YOUR GOAL: Your task is to copy each line that has the word "document".

MATERIAL PROVIDED:

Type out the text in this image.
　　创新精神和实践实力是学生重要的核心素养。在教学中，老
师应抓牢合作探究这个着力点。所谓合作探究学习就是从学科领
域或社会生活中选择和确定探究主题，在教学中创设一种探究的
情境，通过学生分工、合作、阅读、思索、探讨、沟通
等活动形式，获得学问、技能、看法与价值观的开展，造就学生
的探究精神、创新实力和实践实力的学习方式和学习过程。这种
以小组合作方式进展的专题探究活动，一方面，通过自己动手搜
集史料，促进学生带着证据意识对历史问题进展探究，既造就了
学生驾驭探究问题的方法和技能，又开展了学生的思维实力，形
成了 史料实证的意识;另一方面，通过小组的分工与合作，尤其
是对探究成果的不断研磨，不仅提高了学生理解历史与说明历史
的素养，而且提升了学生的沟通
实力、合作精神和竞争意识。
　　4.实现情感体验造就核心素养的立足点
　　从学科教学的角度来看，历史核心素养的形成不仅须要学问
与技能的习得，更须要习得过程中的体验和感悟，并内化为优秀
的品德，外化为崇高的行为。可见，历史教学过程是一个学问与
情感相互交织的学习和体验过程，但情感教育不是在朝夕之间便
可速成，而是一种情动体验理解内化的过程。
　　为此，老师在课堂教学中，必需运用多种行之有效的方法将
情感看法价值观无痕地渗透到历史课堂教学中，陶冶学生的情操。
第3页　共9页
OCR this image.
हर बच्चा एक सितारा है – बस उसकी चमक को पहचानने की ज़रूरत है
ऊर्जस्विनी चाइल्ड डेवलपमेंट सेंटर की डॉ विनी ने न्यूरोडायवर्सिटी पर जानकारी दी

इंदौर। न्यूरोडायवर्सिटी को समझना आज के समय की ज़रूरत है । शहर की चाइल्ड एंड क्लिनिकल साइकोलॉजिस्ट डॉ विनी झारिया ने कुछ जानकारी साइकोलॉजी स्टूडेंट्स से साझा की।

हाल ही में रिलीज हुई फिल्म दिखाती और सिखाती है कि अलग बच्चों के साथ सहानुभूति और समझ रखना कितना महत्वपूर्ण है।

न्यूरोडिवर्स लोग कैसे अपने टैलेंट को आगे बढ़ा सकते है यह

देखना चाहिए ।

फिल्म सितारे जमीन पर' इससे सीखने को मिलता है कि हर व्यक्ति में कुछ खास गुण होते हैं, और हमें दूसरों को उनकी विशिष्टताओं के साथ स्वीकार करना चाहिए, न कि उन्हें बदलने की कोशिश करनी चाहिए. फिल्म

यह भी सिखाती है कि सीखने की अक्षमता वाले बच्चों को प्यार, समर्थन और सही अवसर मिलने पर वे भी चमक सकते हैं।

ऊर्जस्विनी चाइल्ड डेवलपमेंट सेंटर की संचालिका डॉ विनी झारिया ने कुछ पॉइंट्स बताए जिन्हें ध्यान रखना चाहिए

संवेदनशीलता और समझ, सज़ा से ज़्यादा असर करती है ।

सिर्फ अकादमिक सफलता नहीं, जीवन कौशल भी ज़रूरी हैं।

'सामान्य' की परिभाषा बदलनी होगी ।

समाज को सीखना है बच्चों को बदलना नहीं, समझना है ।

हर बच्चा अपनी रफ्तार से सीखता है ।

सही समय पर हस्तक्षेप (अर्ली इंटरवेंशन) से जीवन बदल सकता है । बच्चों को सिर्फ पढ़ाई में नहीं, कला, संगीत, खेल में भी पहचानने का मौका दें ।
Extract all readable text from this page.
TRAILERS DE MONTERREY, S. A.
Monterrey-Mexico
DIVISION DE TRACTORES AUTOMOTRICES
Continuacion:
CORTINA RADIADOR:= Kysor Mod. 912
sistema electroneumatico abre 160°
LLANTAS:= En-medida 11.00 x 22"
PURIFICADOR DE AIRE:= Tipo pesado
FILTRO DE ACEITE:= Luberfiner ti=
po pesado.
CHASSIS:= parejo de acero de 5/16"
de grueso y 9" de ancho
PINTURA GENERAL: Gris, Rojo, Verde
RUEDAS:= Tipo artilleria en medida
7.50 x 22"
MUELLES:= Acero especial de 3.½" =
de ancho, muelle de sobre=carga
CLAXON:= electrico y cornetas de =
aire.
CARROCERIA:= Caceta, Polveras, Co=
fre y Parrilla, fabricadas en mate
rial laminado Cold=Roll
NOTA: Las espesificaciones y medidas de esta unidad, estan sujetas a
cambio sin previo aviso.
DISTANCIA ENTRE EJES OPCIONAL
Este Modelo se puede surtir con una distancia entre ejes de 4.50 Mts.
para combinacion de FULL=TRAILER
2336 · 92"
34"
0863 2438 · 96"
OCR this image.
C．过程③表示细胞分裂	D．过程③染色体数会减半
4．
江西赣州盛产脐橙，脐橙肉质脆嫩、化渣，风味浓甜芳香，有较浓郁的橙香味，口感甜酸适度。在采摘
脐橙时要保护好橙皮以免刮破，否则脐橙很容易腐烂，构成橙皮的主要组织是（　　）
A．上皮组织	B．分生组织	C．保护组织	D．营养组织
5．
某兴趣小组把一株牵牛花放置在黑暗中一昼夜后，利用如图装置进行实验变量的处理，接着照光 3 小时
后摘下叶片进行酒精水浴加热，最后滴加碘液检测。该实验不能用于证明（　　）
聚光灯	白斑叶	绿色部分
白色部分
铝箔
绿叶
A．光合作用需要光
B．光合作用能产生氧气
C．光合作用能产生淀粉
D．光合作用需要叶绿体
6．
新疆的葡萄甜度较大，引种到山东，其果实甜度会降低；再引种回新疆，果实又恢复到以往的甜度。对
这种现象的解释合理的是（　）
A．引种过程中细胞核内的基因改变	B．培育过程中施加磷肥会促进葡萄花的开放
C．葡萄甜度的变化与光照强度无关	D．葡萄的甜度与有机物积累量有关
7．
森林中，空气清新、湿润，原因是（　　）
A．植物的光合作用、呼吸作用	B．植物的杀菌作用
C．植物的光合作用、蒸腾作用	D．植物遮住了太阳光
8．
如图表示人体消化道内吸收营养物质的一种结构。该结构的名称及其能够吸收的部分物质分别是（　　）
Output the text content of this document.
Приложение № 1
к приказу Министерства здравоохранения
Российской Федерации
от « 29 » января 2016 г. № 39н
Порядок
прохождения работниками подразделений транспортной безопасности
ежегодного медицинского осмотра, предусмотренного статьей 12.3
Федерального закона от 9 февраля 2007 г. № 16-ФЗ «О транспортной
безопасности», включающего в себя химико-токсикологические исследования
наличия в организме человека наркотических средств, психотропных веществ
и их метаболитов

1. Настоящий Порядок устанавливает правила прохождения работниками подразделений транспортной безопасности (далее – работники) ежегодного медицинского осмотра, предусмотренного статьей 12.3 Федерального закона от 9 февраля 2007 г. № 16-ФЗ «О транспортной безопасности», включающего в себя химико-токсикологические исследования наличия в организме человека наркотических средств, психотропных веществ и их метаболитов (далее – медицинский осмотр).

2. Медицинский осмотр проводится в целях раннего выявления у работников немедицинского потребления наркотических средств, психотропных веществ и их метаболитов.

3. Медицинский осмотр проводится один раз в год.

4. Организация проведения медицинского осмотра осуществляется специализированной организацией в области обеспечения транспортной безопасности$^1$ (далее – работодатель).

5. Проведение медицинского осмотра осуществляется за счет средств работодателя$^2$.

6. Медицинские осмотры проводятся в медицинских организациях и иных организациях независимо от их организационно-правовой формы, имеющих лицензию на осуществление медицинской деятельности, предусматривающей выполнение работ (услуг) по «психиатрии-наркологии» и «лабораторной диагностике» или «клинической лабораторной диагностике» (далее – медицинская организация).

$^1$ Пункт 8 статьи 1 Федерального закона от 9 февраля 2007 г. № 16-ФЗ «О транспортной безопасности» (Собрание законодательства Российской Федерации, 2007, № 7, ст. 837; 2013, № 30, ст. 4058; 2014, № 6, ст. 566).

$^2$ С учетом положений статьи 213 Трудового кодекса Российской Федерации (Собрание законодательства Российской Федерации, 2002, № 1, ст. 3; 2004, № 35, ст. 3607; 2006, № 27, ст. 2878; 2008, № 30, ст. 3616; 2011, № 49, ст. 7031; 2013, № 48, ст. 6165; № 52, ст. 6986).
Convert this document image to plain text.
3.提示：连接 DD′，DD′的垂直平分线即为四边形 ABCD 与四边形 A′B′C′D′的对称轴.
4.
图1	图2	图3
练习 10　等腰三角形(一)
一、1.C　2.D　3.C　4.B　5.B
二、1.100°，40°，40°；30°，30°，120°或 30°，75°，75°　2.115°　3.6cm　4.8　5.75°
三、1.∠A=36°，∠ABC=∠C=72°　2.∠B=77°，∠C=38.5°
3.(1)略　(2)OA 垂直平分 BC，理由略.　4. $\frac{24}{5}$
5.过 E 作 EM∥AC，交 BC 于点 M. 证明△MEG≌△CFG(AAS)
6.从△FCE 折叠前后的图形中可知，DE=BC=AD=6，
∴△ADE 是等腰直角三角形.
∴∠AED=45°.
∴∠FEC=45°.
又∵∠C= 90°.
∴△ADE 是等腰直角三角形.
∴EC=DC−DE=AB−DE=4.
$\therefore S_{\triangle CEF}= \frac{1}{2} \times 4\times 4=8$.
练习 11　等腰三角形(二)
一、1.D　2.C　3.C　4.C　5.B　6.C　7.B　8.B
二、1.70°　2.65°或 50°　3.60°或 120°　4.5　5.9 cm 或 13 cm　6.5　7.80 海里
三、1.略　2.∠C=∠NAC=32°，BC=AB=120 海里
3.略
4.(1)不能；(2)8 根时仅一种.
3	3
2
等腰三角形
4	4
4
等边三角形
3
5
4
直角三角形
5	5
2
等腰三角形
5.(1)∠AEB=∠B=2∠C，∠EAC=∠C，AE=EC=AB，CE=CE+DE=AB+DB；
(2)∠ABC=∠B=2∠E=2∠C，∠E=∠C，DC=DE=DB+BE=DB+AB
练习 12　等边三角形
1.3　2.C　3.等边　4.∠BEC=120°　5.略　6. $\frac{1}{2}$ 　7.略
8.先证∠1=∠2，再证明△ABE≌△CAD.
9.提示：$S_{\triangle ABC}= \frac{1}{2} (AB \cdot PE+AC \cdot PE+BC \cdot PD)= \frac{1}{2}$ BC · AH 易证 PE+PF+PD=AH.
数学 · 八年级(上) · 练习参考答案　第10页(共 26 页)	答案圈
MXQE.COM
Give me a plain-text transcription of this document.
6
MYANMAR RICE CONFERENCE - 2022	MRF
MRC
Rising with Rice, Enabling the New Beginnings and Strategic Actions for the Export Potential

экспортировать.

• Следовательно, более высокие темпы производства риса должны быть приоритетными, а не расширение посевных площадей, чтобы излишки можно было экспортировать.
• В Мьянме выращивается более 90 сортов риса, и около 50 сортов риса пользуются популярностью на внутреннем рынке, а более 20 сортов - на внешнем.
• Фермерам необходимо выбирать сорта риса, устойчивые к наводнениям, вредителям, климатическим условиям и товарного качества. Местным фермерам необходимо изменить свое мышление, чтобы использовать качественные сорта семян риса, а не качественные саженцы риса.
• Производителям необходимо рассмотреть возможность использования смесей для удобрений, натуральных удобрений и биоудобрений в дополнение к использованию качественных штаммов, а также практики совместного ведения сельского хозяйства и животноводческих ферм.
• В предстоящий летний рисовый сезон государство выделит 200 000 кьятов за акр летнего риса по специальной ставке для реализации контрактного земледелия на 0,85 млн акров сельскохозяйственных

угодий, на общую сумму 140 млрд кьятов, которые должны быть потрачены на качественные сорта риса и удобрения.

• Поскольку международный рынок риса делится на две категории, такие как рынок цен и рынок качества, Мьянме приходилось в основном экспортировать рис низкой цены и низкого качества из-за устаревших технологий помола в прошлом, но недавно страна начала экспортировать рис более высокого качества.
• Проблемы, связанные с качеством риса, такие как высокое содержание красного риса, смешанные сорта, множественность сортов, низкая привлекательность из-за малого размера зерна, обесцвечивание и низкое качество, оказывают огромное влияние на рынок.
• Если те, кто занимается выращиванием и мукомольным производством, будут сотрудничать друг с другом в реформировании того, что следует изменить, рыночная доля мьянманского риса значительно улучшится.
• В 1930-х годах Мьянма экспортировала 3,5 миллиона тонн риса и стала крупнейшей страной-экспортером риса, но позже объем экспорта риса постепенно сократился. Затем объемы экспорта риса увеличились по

TASK SOLUTION:
Output the text content of this document.
Convert this document image to plain text.
Give me a plain-text transcription of this document.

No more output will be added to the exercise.